• **Challenge**:
Copy every line that holds "name".

--- --- ---

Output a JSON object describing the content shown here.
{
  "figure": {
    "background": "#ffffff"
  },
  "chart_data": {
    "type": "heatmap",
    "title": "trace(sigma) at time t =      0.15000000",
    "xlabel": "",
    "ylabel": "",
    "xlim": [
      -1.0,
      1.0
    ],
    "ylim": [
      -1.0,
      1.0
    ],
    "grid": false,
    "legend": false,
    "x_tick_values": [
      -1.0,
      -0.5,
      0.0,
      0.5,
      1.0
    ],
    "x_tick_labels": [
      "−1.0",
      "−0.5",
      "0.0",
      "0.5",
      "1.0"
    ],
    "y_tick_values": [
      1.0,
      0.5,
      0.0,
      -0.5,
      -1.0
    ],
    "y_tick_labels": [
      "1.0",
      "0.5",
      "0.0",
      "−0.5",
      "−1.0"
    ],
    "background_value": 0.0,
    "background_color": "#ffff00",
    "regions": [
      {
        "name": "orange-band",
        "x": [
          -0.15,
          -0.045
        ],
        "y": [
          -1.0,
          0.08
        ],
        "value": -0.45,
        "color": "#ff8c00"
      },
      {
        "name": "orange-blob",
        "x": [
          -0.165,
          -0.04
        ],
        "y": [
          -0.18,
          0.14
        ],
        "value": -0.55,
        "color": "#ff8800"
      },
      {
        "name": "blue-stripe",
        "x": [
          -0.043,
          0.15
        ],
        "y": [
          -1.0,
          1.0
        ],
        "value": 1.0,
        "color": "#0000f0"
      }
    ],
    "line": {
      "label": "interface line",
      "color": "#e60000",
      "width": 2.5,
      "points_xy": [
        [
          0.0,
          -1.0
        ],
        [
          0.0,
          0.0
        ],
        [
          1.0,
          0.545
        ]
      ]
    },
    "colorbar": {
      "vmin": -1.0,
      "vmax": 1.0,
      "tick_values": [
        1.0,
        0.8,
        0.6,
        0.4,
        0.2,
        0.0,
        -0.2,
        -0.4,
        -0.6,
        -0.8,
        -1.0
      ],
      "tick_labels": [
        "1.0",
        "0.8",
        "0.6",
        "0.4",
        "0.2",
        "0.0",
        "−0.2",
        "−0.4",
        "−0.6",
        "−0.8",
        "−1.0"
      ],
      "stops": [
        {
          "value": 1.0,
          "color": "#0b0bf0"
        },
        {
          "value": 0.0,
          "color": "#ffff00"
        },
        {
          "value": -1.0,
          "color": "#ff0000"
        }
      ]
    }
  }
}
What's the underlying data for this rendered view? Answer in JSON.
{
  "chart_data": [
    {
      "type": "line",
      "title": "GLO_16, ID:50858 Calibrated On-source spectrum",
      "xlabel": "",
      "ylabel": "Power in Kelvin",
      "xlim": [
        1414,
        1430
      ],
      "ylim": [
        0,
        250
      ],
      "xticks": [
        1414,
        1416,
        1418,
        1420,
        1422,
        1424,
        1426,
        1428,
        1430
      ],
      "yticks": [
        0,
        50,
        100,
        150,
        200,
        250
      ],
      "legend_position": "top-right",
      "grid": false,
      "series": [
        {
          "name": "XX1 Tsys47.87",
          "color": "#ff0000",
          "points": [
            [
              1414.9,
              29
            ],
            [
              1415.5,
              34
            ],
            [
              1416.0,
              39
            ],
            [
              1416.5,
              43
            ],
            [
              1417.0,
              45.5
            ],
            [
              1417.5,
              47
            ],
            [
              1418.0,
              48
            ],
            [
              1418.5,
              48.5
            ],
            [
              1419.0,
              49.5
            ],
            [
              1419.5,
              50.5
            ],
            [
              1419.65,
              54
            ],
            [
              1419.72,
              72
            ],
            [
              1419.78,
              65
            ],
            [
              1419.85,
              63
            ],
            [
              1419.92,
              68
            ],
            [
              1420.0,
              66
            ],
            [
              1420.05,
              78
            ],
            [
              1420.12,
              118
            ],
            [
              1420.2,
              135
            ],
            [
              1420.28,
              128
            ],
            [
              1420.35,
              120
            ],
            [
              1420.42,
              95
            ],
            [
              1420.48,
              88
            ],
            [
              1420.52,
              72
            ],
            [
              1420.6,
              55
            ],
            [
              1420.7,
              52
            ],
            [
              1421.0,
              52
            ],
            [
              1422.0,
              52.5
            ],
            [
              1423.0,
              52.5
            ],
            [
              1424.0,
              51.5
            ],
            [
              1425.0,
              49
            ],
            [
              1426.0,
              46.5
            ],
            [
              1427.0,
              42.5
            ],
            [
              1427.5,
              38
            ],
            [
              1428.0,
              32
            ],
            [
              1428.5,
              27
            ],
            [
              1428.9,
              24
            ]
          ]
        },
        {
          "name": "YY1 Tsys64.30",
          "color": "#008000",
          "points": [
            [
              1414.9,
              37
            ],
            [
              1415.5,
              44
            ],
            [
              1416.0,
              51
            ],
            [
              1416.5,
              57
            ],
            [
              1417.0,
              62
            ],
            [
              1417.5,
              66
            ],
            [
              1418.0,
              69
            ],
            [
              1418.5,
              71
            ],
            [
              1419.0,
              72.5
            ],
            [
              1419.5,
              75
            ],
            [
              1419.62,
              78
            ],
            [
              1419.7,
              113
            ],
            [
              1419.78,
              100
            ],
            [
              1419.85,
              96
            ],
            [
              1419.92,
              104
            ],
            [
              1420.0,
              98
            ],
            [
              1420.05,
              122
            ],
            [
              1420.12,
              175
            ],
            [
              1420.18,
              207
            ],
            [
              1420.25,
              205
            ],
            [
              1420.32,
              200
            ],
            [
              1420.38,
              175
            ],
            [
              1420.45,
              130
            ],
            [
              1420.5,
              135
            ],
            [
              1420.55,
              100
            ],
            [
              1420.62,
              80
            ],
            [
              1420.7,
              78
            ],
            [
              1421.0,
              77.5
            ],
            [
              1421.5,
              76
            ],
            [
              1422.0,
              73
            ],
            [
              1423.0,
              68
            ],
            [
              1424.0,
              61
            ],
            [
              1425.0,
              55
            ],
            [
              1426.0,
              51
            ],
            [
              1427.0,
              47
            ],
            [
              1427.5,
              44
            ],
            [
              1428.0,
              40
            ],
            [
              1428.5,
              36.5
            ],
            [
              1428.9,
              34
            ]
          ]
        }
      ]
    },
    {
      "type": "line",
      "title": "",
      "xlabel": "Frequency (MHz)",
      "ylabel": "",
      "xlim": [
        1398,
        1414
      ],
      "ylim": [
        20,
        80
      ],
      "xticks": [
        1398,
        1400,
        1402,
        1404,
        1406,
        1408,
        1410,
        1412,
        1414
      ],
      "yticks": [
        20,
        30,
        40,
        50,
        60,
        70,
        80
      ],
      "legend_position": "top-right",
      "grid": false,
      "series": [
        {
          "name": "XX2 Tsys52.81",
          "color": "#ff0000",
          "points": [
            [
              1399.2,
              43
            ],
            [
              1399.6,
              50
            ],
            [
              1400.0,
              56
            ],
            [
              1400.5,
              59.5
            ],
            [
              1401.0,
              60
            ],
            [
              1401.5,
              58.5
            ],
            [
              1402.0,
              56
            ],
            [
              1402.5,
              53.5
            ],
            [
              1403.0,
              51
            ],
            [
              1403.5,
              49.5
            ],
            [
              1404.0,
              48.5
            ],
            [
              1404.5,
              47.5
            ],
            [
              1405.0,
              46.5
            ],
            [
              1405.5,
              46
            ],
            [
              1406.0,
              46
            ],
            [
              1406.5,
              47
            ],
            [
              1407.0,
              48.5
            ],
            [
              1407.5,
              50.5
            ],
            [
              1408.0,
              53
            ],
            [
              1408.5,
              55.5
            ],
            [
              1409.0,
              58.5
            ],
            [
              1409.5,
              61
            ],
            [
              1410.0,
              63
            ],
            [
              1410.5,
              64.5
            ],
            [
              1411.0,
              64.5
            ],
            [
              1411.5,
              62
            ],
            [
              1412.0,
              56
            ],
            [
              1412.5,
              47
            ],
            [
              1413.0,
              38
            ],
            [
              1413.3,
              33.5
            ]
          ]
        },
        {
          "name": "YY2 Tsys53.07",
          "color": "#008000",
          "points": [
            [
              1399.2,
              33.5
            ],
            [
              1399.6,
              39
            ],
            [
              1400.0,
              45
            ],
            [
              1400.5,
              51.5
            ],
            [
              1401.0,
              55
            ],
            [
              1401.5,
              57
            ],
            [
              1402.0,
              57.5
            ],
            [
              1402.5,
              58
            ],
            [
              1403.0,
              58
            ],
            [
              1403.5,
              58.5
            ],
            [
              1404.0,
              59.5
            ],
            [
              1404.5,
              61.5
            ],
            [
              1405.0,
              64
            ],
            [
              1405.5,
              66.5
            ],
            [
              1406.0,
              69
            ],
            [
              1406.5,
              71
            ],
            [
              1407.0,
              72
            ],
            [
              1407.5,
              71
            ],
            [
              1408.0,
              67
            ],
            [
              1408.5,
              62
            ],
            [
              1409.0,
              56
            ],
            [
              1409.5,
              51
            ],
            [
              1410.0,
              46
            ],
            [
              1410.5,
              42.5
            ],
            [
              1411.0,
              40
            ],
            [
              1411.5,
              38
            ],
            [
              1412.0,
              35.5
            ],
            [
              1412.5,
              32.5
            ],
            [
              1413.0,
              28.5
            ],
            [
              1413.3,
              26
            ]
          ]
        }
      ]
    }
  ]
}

--- --- ---

• **Solution to the problem**:
        "name": "orange-band",
        "name": "orange-blob",
        "name": "blue-stripe",
          "name": "XX1 Tsys47.87",
          "name": "YY1 Tsys64.30",
          "name": "XX2 Tsys52.81",
          "name": "YY2 Tsys53.07",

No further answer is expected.